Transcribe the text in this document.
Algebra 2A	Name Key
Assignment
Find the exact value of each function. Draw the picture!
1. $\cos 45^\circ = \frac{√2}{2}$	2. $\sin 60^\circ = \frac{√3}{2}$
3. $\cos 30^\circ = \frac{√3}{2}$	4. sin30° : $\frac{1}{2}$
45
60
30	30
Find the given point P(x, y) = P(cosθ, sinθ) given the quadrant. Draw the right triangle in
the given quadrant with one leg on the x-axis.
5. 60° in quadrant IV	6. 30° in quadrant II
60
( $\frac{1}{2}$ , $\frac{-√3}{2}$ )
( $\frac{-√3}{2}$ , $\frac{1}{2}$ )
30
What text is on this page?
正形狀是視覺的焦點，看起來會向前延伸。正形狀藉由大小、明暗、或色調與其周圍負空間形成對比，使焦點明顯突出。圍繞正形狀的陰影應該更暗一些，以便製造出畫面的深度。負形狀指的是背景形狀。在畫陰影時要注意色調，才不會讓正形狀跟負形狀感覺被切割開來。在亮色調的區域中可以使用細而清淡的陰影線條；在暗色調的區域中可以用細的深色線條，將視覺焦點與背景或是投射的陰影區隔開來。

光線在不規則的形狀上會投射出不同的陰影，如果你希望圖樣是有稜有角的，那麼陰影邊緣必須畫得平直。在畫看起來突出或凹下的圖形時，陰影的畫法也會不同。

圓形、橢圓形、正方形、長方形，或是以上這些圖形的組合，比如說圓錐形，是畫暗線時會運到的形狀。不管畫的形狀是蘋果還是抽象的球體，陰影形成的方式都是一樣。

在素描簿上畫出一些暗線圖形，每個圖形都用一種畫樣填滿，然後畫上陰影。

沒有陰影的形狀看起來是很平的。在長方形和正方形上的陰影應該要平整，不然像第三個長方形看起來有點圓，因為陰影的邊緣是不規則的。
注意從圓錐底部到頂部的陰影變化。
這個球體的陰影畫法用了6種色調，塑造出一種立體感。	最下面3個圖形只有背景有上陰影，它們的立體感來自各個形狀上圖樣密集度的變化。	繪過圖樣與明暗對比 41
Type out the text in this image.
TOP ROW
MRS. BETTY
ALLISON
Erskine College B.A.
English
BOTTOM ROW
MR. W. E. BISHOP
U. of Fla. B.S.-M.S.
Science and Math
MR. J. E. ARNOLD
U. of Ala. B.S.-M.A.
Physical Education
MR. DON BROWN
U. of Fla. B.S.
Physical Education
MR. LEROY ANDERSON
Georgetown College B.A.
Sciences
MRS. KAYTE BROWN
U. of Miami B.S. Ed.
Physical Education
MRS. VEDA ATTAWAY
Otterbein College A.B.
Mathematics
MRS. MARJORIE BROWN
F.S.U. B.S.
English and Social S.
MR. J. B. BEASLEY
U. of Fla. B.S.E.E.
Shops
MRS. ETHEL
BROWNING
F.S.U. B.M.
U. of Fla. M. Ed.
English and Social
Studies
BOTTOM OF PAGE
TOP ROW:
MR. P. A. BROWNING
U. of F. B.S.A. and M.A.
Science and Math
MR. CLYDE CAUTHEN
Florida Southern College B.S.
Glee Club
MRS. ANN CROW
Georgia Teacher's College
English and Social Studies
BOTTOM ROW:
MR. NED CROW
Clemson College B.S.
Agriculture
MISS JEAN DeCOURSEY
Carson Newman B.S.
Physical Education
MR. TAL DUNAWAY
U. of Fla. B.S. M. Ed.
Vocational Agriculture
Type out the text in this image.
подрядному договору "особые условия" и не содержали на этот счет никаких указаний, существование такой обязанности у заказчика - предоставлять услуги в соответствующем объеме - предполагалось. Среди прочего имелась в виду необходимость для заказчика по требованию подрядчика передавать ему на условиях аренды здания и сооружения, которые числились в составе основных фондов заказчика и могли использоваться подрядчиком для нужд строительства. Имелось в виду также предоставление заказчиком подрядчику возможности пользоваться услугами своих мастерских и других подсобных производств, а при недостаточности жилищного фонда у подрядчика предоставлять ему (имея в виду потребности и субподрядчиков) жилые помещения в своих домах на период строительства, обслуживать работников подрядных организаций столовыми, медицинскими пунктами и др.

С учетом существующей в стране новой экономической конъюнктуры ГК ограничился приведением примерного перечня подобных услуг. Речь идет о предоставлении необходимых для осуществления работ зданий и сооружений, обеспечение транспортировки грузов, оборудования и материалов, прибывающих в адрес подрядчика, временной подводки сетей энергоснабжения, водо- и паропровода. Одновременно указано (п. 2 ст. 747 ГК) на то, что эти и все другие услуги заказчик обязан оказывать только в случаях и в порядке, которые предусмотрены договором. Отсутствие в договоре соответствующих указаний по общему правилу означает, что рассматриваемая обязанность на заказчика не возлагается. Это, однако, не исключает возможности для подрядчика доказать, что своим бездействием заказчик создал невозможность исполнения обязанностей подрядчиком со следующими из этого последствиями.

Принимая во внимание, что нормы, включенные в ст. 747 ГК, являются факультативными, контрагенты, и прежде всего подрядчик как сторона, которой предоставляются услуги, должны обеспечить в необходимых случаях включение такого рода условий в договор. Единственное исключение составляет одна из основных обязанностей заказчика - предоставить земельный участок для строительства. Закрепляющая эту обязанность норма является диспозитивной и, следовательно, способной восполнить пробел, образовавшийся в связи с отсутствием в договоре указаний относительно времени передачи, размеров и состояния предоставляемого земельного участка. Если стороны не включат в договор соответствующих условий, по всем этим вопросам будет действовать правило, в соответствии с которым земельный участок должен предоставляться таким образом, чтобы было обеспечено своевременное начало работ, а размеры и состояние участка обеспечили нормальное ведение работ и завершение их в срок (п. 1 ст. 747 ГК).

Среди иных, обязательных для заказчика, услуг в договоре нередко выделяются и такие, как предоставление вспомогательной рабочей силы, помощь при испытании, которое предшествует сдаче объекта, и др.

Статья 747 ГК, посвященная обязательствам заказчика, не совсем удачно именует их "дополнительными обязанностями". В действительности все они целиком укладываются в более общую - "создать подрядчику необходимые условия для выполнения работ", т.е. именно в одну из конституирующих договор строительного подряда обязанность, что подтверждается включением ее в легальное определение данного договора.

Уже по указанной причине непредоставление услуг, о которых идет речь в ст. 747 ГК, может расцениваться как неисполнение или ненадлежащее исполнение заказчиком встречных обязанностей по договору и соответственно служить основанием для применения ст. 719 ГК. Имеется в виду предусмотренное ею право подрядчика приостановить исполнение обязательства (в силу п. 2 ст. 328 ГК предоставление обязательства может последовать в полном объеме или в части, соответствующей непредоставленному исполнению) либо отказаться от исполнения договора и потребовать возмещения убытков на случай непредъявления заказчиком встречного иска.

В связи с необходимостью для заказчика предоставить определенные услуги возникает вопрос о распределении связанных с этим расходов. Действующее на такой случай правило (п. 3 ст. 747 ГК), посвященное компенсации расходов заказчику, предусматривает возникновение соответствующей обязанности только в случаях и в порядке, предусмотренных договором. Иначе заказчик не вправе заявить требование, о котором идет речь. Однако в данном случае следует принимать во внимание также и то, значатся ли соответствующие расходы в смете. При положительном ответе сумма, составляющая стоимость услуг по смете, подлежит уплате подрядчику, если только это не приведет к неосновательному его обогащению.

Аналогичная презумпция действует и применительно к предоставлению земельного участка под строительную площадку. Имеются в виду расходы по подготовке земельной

————

Stated problem: Provide all the records again, word for word.

Complete output:
Transcribe the text in this document.
Algebra 2A	Name Key
Assignment
Find the exact value of each function. Draw the picture!
1. $\cos 45^\circ = \frac{√2}{2}$	2. $\sin 60^\circ = \frac{√3}{2}$
3. $\cos 30^\circ = \frac{√3}{2}$	4. sin30° : $\frac{1}{2}$
45
60
30	30
Find the given point P(x, y) = P(cosθ, sinθ) given the quadrant. Draw the right triangle in
the given quadrant with one leg on the x-axis.
5. 60° in quadrant IV	6. 30° in quadrant II
60
( $\frac{1}{2}$ , $\frac{-√3}{2}$ )
( $\frac{-√3}{2}$ , $\frac{1}{2}$ )
30
What text is on this page?
正形狀是視覺的焦點，看起來會向前延伸。正形狀藉由大小、明暗、或色調與其周圍負空間形成對比，使焦點明顯突出。圍繞正形狀的陰影應該更暗一些，以便製造出畫面的深度。負形狀指的是背景形狀。在畫陰影時要注意色調，才不會讓正形狀跟負形狀感覺被切割開來。在亮色調的區域中可以使用細而清淡的陰影線條；在暗色調的區域中可以用細的深色線條，將視覺焦點與背景或是投射的陰影區隔開來。

光線在不規則的形狀上會投射出不同的陰影，如果你希望圖樣是有稜有角的，那麼陰影邊緣必須畫得平直。在畫看起來突出或凹下的圖形時，陰影的畫法也會不同。

圓形、橢圓形、正方形、長方形，或是以上這些圖形的組合，比如說圓錐形，是畫暗線時會運到的形狀。不管畫的形狀是蘋果還是抽象的球體，陰影形成的方式都是一樣。

在素描簿上畫出一些暗線圖形，每個圖形都用一種畫樣填滿，然後畫上陰影。

沒有陰影的形狀看起來是很平的。在長方形和正方形上的陰影應該要平整，不然像第三個長方形看起來有點圓，因為陰影的邊緣是不規則的。
注意從圓錐底部到頂部的陰影變化。
這個球體的陰影畫法用了6種色調，塑造出一種立體感。	最下面3個圖形只有背景有上陰影，它們的立體感來自各個形狀上圖樣密集度的變化。	繪過圖樣與明暗對比 41
Type out the text in this image.
TOP ROW
MRS. BETTY
ALLISON
Erskine College B.A.
English
BOTTOM ROW
MR. W. E. BISHOP
U. of Fla. B.S.-M.S.
Science and Math
MR. J. E. ARNOLD
U. of Ala. B.S.-M.A.
Physical Education
MR. DON BROWN
U. of Fla. B.S.
Physical Education
MR. LEROY ANDERSON
Georgetown College B.A.
Sciences
MRS. KAYTE BROWN
U. of Miami B.S. Ed.
Physical Education
MRS. VEDA ATTAWAY
Otterbein College A.B.
Mathematics
MRS. MARJORIE BROWN
F.S.U. B.S.
English and Social S.
MR. J. B. BEASLEY
U. of Fla. B.S.E.E.
Shops
MRS. ETHEL
BROWNING
F.S.U. B.M.
U. of Fla. M. Ed.
English and Social
Studies
BOTTOM OF PAGE
TOP ROW:
MR. P. A. BROWNING
U. of F. B.S.A. and M.A.
Science and Math
MR. CLYDE CAUTHEN
Florida Southern College B.S.
Glee Club
MRS. ANN CROW
Georgia Teacher's College
English and Social Studies
BOTTOM ROW:
MR. NED CROW
Clemson College B.S.
Agriculture
MISS JEAN DeCOURSEY
Carson Newman B.S.
Physical Education
MR. TAL DUNAWAY
U. of Fla. B.S. M. Ed.
Vocational Agriculture
Type out the text in this image.
подрядному договору "особые условия" и не содержали на этот счет никаких указаний, существование такой обязанности у заказчика - предоставлять услуги в соответствующем объеме - предполагалось. Среди прочего имелась в виду необходимость для заказчика по требованию подрядчика передавать ему на условиях аренды здания и сооружения, которые числились в составе основных фондов заказчика и могли использоваться подрядчиком для нужд строительства. Имелось в виду также предоставление заказчиком подрядчику возможности пользоваться услугами своих мастерских и других подсобных производств, а при недостаточности жилищного фонда у подрядчика предоставлять ему (имея в виду потребности и субподрядчиков) жилые помещения в своих домах на период строительства, обслуживать работников подрядных организаций столовыми, медицинскими пунктами и др.

С учетом существующей в стране новой экономической конъюнктуры ГК ограничился приведением примерного перечня подобных услуг. Речь идет о предоставлении необходимых для осуществления работ зданий и сооружений, обеспечение транспортировки грузов, оборудования и материалов, прибывающих в адрес подрядчика, временной подводки сетей энергоснабжения, водо- и паропровода. Одновременно указано (п. 2 ст. 747 ГК) на то, что эти и все другие услуги заказчик обязан оказывать только в случаях и в порядке, которые предусмотрены договором. Отсутствие в договоре соответствующих указаний по общему правилу означает, что рассматриваемая обязанность на заказчика не возлагается. Это, однако, не исключает возможности для подрядчика доказать, что своим бездействием заказчик создал невозможность исполнения обязанностей подрядчиком со следующими из этого последствиями.

Принимая во внимание, что нормы, включенные в ст. 747 ГК, являются факультативными, контрагенты, и прежде всего подрядчик как сторона, которой предоставляются услуги, должны обеспечить в необходимых случаях включение такого рода условий в договор. Единственное исключение составляет одна из основных обязанностей заказчика - предоставить земельный участок для строительства. Закрепляющая эту обязанность норма является диспозитивной и, следовательно, способной восполнить пробел, образовавшийся в связи с отсутствием в договоре указаний относительно времени передачи, размеров и состояния предоставляемого земельного участка. Если стороны не включат в договор соответствующих условий, по всем этим вопросам будет действовать правило, в соответствии с которым земельный участок должен предоставляться таким образом, чтобы было обеспечено своевременное начало работ, а размеры и состояние участка обеспечили нормальное ведение работ и завершение их в срок (п. 1 ст. 747 ГК).

Среди иных, обязательных для заказчика, услуг в договоре нередко выделяются и такие, как предоставление вспомогательной рабочей силы, помощь при испытании, которое предшествует сдаче объекта, и др.

Статья 747 ГК, посвященная обязательствам заказчика, не совсем удачно именует их "дополнительными обязанностями". В действительности все они целиком укладываются в более общую - "создать подрядчику необходимые условия для выполнения работ", т.е. именно в одну из конституирующих договор строительного подряда обязанность, что подтверждается включением ее в легальное определение данного договора.

Уже по указанной причине непредоставление услуг, о которых идет речь в ст. 747 ГК, может расцениваться как неисполнение или ненадлежащее исполнение заказчиком встречных обязанностей по договору и соответственно служить основанием для применения ст. 719 ГК. Имеется в виду предусмотренное ею право подрядчика приостановить исполнение обязательства (в силу п. 2 ст. 328 ГК предоставление обязательства может последовать в полном объеме или в части, соответствующей непредоставленному исполнению) либо отказаться от исполнения договора и потребовать возмещения убытков на случай непредъявления заказчиком встречного иска.

В связи с необходимостью для заказчика предоставить определенные услуги возникает вопрос о распределении связанных с этим расходов. Действующее на такой случай правило (п. 3 ст. 747 ГК), посвященное компенсации расходов заказчику, предусматривает возникновение соответствующей обязанности только в случаях и в порядке, предусмотренных договором. Иначе заказчик не вправе заявить требование, о котором идет речь. Однако в данном случае следует принимать во внимание также и то, значатся ли соответствующие расходы в смете. При положительном ответе сумма, составляющая стоимость услуг по смете, подлежит уплате подрядчику, если только это не приведет к неосновательному его обогащению.

Аналогичная презумпция действует и применительно к предоставлению земельного участка под строительную площадку. Имеются в виду расходы по подготовке земельной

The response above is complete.